Problem :: Track down each line that has the word "model" and copy it.

--- Start Provided material ---

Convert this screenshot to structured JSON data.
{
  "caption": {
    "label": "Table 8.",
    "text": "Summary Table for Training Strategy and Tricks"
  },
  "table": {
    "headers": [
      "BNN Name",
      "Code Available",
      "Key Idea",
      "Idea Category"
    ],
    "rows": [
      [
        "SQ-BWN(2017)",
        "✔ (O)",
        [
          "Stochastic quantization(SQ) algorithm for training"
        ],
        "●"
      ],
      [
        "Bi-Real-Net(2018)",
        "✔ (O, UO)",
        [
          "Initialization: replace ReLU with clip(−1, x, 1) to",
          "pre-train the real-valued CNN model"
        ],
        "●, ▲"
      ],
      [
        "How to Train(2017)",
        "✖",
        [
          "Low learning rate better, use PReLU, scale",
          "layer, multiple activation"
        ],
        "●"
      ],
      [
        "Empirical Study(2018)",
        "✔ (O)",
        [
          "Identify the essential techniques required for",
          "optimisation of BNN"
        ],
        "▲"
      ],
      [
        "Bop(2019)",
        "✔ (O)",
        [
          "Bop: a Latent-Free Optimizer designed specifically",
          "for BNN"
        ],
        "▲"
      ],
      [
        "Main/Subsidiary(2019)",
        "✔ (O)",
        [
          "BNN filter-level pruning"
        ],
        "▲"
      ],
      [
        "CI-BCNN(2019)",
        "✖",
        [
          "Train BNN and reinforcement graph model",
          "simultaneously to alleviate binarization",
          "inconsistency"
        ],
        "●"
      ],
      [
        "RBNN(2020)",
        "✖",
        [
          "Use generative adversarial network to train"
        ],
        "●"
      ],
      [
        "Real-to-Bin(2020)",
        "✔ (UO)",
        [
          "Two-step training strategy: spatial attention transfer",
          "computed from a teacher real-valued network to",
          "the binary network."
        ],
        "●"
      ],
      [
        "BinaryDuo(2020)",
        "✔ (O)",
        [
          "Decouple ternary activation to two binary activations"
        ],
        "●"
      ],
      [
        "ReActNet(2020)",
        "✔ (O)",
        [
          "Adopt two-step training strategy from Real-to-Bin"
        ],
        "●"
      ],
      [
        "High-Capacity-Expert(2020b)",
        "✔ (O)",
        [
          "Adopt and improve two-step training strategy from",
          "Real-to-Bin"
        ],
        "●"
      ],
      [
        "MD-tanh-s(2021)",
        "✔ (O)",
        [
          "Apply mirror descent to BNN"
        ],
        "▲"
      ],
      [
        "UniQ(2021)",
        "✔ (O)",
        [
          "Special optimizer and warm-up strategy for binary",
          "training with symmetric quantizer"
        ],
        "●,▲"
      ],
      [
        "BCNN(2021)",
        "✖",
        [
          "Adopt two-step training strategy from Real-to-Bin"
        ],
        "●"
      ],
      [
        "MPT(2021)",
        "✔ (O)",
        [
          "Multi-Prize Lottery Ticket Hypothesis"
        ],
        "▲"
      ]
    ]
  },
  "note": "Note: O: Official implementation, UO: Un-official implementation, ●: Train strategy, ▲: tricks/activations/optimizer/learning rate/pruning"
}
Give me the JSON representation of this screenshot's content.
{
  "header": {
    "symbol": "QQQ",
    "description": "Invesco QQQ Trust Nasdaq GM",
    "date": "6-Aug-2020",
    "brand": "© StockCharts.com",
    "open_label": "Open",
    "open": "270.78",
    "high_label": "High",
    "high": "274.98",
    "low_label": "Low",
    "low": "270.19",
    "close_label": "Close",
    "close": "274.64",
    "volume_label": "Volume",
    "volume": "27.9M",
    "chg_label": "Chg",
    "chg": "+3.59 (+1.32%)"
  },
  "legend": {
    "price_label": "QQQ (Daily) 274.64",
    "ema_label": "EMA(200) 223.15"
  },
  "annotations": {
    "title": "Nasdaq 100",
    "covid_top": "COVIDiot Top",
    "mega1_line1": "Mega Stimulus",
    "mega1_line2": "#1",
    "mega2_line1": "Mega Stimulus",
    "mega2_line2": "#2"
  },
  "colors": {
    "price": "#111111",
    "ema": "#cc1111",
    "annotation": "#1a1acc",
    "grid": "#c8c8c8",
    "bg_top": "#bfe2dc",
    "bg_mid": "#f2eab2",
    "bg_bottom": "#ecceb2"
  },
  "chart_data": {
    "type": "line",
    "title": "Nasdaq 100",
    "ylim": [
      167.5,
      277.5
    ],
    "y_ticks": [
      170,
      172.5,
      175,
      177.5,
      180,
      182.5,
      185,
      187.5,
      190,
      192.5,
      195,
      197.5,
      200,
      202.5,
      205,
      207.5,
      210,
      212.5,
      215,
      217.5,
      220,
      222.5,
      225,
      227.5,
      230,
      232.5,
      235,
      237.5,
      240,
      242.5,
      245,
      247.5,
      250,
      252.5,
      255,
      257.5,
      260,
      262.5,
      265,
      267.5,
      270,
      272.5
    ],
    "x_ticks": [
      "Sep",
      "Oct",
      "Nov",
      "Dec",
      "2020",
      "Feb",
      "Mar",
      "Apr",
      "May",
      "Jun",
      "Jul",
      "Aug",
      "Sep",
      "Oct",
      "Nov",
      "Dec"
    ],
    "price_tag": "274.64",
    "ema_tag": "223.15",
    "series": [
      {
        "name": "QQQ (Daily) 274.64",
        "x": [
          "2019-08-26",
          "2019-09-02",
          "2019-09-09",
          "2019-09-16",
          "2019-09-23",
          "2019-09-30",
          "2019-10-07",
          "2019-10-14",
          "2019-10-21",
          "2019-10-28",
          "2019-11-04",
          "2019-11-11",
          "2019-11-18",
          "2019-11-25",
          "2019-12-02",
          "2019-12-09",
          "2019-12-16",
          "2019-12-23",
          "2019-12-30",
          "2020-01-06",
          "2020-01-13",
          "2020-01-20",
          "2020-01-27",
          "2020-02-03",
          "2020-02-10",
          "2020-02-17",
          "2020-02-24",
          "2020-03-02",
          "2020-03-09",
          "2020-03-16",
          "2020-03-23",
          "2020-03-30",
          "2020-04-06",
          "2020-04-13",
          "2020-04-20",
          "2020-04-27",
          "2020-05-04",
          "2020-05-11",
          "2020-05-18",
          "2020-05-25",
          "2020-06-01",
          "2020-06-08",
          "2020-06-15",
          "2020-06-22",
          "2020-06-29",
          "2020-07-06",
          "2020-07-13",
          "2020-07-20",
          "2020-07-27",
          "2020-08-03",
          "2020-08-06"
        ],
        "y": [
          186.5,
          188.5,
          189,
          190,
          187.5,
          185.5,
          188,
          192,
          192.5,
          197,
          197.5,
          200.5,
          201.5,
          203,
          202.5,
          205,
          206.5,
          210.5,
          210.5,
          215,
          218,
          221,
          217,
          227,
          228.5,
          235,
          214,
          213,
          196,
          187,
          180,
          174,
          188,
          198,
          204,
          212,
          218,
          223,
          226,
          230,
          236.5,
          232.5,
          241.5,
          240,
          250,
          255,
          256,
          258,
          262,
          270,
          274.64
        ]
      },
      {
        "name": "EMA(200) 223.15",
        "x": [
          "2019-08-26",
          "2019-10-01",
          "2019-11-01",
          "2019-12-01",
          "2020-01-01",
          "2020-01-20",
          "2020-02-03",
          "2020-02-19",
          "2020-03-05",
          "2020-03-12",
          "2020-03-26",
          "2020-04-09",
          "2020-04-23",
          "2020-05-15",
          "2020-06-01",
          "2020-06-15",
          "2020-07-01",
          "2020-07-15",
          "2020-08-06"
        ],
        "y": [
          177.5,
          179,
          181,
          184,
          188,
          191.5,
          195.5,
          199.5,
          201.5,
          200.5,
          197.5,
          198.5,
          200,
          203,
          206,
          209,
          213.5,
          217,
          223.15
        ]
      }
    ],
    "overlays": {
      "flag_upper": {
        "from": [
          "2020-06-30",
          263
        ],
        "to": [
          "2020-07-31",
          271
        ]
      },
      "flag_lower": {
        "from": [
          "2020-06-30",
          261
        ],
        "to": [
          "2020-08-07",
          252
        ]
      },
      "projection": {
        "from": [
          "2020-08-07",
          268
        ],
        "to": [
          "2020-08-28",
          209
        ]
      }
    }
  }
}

--- End Provided material ---

Output ::
          "pre-train the real-valued CNN model"
          "Train BNN and reinforcement graph model",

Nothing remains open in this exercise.